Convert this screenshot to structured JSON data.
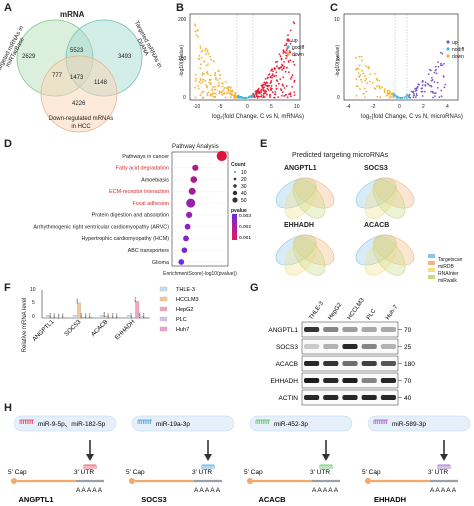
{
  "panels": {
    "A": {
      "label": "A",
      "title": "mRNA",
      "sets": {
        "left": "Targeted mRNAs in miRTarBase",
        "right": "Targeted mRNAs in DIANA",
        "bottom_l1": "Down-regulated mRNAs",
        "bottom_l2": "in HCC"
      },
      "counts": {
        "only_left": "2629",
        "left_right": "5523",
        "only_right": "3493",
        "left_bottom": "777",
        "center": "1473",
        "right_bottom": "1148",
        "only_bottom": "4226"
      }
    },
    "B": {
      "label": "B",
      "xlabel": "log₂(fold Change, C vs N, mRNAs)",
      "ylabel": "-log10(pvalue)",
      "xticks": [
        "-10",
        "-5",
        "0",
        "5",
        "10"
      ],
      "yticks": [
        "0",
        "100",
        "200"
      ],
      "legend": [
        "up",
        "nodiff",
        "down"
      ],
      "legend_colors": [
        "#e8253a",
        "#3bbcd9",
        "#f0b43c"
      ]
    },
    "C": {
      "label": "C",
      "xlabel": "log₂(fold Change, C vs N, microRNAs)",
      "ylabel": "-log10(pvalue)",
      "xticks": [
        "-4",
        "-2",
        "0",
        "2",
        "4"
      ],
      "yticks": [
        "0",
        "5",
        "10"
      ],
      "legend": [
        "up",
        "nodiff",
        "down"
      ]
    },
    "D": {
      "label": "D",
      "title": "Pathway Analysis",
      "xlabel": "EnrichmentScore(-log10(pvalue))",
      "count_title": "Count",
      "count_values": [
        "10",
        "20",
        "30",
        "40",
        "50"
      ],
      "pvalue_title": "pvalue",
      "pvalue_ticks": [
        "0.003",
        "0.002",
        "0.001"
      ]
    },
    "E": {
      "label": "E",
      "title": "Predicted targeting microRNAs",
      "genes": [
        "ANGPTL1",
        "SOCS3",
        "EHHADH",
        "ACACB"
      ],
      "legend": [
        "Targetscan",
        "miRDB",
        "RNAInter",
        "miRwalk"
      ],
      "legend_colors": [
        "#8ec6e8",
        "#f2b880",
        "#f4e08a",
        "#c9d98a"
      ]
    },
    "F": {
      "label": "F",
      "ylabel": "Relative mRNA level",
      "genes": [
        "ANGPTL1",
        "SOCS3",
        "ACACB",
        "EHHADH"
      ],
      "yticks": [
        "0",
        "5",
        "10"
      ],
      "legend": [
        "THLE-3",
        "HCCLM3",
        "HepG2",
        "PLC",
        "Huh7"
      ],
      "legend_colors": [
        "#bfe0f5",
        "#f6c79a",
        "#f3a6b8",
        "#d9c2ea",
        "#f59cd0"
      ],
      "sig": "****"
    },
    "G": {
      "label": "G",
      "lanes": [
        "THLE-3",
        "HepG2",
        "HCCLM3",
        "PLC",
        "Huh-7"
      ],
      "proteins": [
        "ANGPTL1",
        "SOCS3",
        "ACACB",
        "EHHADH",
        "ACTIN"
      ],
      "mw": [
        "70",
        "25",
        "180",
        "70",
        "40"
      ]
    },
    "H": {
      "label": "H",
      "cap": "5' Cap",
      "utr": "3' UTR",
      "polyA": "A A A A A",
      "constructs": [
        {
          "mirna": "miR-9-5p、miR-182-5p",
          "gene": "ANGPTL1",
          "color": "#e8455a"
        },
        {
          "mirna": "miR-19a-3p",
          "gene": "SOCS3",
          "color": "#4a9fd8"
        },
        {
          "mirna": "miR-452-3p",
          "gene": "ACACB",
          "color": "#5fbf5f"
        },
        {
          "mirna": "miR-589-3p",
          "gene": "EHHADH",
          "color": "#9b5fc8"
        }
      ]
    }
  },
  "chart_data": [
    {
      "type": "bar",
      "panel": "D",
      "title": "Pathway Analysis",
      "xlabel": "EnrichmentScore(-log10(pvalue))",
      "categories": [
        "Pathways in cancer",
        "Fatty acid degradation",
        "Amoebiasis",
        "ECM-receptor interaction",
        "Focal adhesion",
        "Protein digestion and absorption",
        "Arrhythmogenic right ventricular cardiomyopathy (ARVC)",
        "Hypertrophic cardiomyopathy (HCM)",
        "ABC transporters",
        "Glioma"
      ],
      "highlighted": [
        false,
        true,
        false,
        true,
        true,
        false,
        false,
        false,
        false,
        false
      ],
      "highlight_color": "#d42a2a",
      "values": [
        3.4,
        2.55,
        2.5,
        2.45,
        2.4,
        2.35,
        2.3,
        2.25,
        2.2,
        2.1
      ],
      "counts": [
        50,
        12,
        15,
        18,
        35,
        12,
        10,
        10,
        8,
        10
      ],
      "pvalues": [
        0.0003,
        0.0028,
        0.003,
        0.0034,
        0.0038,
        0.004,
        0.0045,
        0.0048,
        0.005,
        0.006
      ]
    },
    {
      "type": "bar",
      "panel": "F",
      "ylabel": "Relative mRNA level",
      "ylim": [
        0,
        10
      ],
      "categories": [
        "ANGPTL1",
        "SOCS3",
        "ACACB",
        "EHHADH"
      ],
      "series": [
        {
          "name": "THLE-3",
          "values": [
            1.0,
            1.0,
            1.0,
            1.0
          ]
        },
        {
          "name": "HCCLM3",
          "values": [
            0.3,
            5.5,
            0.8,
            0.2
          ]
        },
        {
          "name": "HepG2",
          "values": [
            0.2,
            0.3,
            0.2,
            6.0
          ]
        },
        {
          "name": "PLC",
          "values": [
            0.1,
            0.2,
            0.3,
            0.5
          ]
        },
        {
          "name": "Huh7",
          "values": [
            0.2,
            0.3,
            0.2,
            0.3
          ]
        }
      ]
    }
  ]
}
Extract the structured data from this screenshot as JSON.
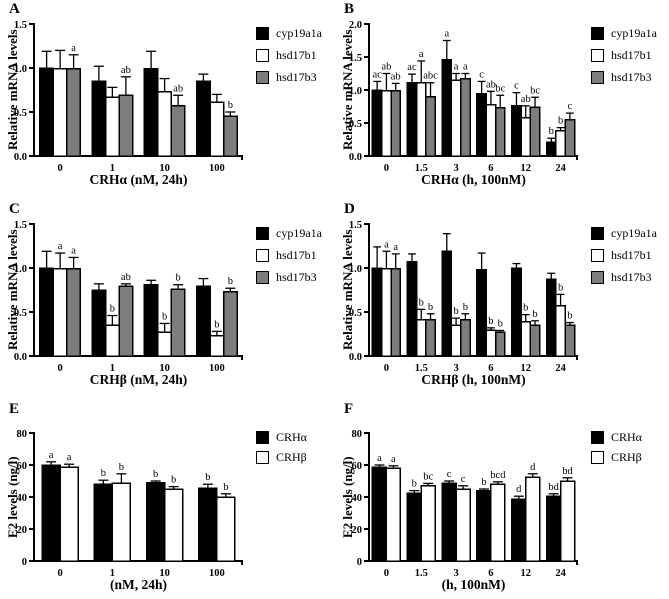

* * * * *

> YOUR OBJECTIVE: Every record above needs to be repeated exactly; pictures are to be left out.

> WRITTEN RESPONSE:
Convert this screenshot to structured JSON data.
{
  "panels": {
    "A": {
      "label": "A",
      "title": "mRNA",
      "sets": {
        "left": "Targeted mRNAs in miRTarBase",
        "right": "Targeted mRNAs in DIANA",
        "bottom_l1": "Down-regulated mRNAs",
        "bottom_l2": "in HCC"
      },
      "counts": {
        "only_left": "2629",
        "left_right": "5523",
        "only_right": "3493",
        "left_bottom": "777",
        "center": "1473",
        "right_bottom": "1148",
        "only_bottom": "4226"
      }
    },
    "B": {
      "label": "B",
      "xlabel": "log₂(fold Change, C vs N, mRNAs)",
      "ylabel": "-log10(pvalue)",
      "xticks": [
        "-10",
        "-5",
        "0",
        "5",
        "10"
      ],
      "yticks": [
        "0",
        "100",
        "200"
      ],
      "legend": [
        "up",
        "nodiff",
        "down"
      ],
      "legend_colors": [
        "#e8253a",
        "#3bbcd9",
        "#f0b43c"
      ]
    },
    "C": {
      "label": "C",
      "xlabel": "log₂(fold Change, C vs N, microRNAs)",
      "ylabel": "-log10(pvalue)",
      "xticks": [
        "-4",
        "-2",
        "0",
        "2",
        "4"
      ],
      "yticks": [
        "0",
        "5",
        "10"
      ],
      "legend": [
        "up",
        "nodiff",
        "down"
      ]
    },
    "D": {
      "label": "D",
      "title": "Pathway Analysis",
      "xlabel": "EnrichmentScore(-log10(pvalue))",
      "count_title": "Count",
      "count_values": [
        "10",
        "20",
        "30",
        "40",
        "50"
      ],
      "pvalue_title": "pvalue",
      "pvalue_ticks": [
        "0.003",
        "0.002",
        "0.001"
      ]
    },
    "E": {
      "label": "E",
      "title": "Predicted targeting microRNAs",
      "genes": [
        "ANGPTL1",
        "SOCS3",
        "EHHADH",
        "ACACB"
      ],
      "legend": [
        "Targetscan",
        "miRDB",
        "RNAInter",
        "miRwalk"
      ],
      "legend_colors": [
        "#8ec6e8",
        "#f2b880",
        "#f4e08a",
        "#c9d98a"
      ]
    },
    "F": {
      "label": "F",
      "ylabel": "Relative mRNA level",
      "genes": [
        "ANGPTL1",
        "SOCS3",
        "ACACB",
        "EHHADH"
      ],
      "yticks": [
        "0",
        "5",
        "10"
      ],
      "legend": [
        "THLE-3",
        "HCCLM3",
        "HepG2",
        "PLC",
        "Huh7"
      ],
      "legend_colors": [
        "#bfe0f5",
        "#f6c79a",
        "#f3a6b8",
        "#d9c2ea",
        "#f59cd0"
      ],
      "sig": "****"
    },
    "G": {
      "label": "G",
      "lanes": [
        "THLE-3",
        "HepG2",
        "HCCLM3",
        "PLC",
        "Huh-7"
      ],
      "proteins": [
        "ANGPTL1",
        "SOCS3",
        "ACACB",
        "EHHADH",
        "ACTIN"
      ],
      "mw": [
        "70",
        "25",
        "180",
        "70",
        "40"
      ]
    },
    "H": {
      "label": "H",
      "cap": "5' Cap",
      "utr": "3' UTR",
      "polyA": "A A A A A",
      "constructs": [
        {
          "mirna": "miR-9-5p、miR-182-5p",
          "gene": "ANGPTL1",
          "color": "#e8455a"
        },
        {
          "mirna": "miR-19a-3p",
          "gene": "SOCS3",
          "color": "#4a9fd8"
        },
        {
          "mirna": "miR-452-3p",
          "gene": "ACACB",
          "color": "#5fbf5f"
        },
        {
          "mirna": "miR-589-3p",
          "gene": "EHHADH",
          "color": "#9b5fc8"
        }
      ]
    }
  },
  "chart_data": [
    {
      "type": "bar",
      "panel": "D",
      "title": "Pathway Analysis",
      "xlabel": "EnrichmentScore(-log10(pvalue))",
      "categories": [
        "Pathways in cancer",
        "Fatty acid degradation",
        "Amoebiasis",
        "ECM-receptor interaction",
        "Focal adhesion",
        "Protein digestion and absorption",
        "Arrhythmogenic right ventricular cardiomyopathy (ARVC)",
        "Hypertrophic cardiomyopathy (HCM)",
        "ABC transporters",
        "Glioma"
      ],
      "highlighted": [
        false,
        true,
        false,
        true,
        true,
        false,
        false,
        false,
        false,
        false
      ],
      "highlight_color": "#d42a2a",
      "values": [
        3.4,
        2.55,
        2.5,
        2.45,
        2.4,
        2.35,
        2.3,
        2.25,
        2.2,
        2.1
      ],
      "counts": [
        50,
        12,
        15,
        18,
        35,
        12,
        10,
        10,
        8,
        10
      ],
      "pvalues": [
        0.0003,
        0.0028,
        0.003,
        0.0034,
        0.0038,
        0.004,
        0.0045,
        0.0048,
        0.005,
        0.006
      ]
    },
    {
      "type": "bar",
      "panel": "F",
      "ylabel": "Relative mRNA level",
      "ylim": [
        0,
        10
      ],
      "categories": [
        "ANGPTL1",
        "SOCS3",
        "ACACB",
        "EHHADH"
      ],
      "series": [
        {
          "name": "THLE-3",
          "values": [
            1.0,
            1.0,
            1.0,
            1.0
          ]
        },
        {
          "name": "HCCLM3",
          "values": [
            0.3,
            5.5,
            0.8,
            0.2
          ]
        },
        {
          "name": "HepG2",
          "values": [
            0.2,
            0.3,
            0.2,
            6.0
          ]
        },
        {
          "name": "PLC",
          "values": [
            0.1,
            0.2,
            0.3,
            0.5
          ]
        },
        {
          "name": "Huh7",
          "values": [
            0.2,
            0.3,
            0.2,
            0.3
          ]
        }
      ]
    }
  ]
}
Extract the structured data from this screenshot as JSON.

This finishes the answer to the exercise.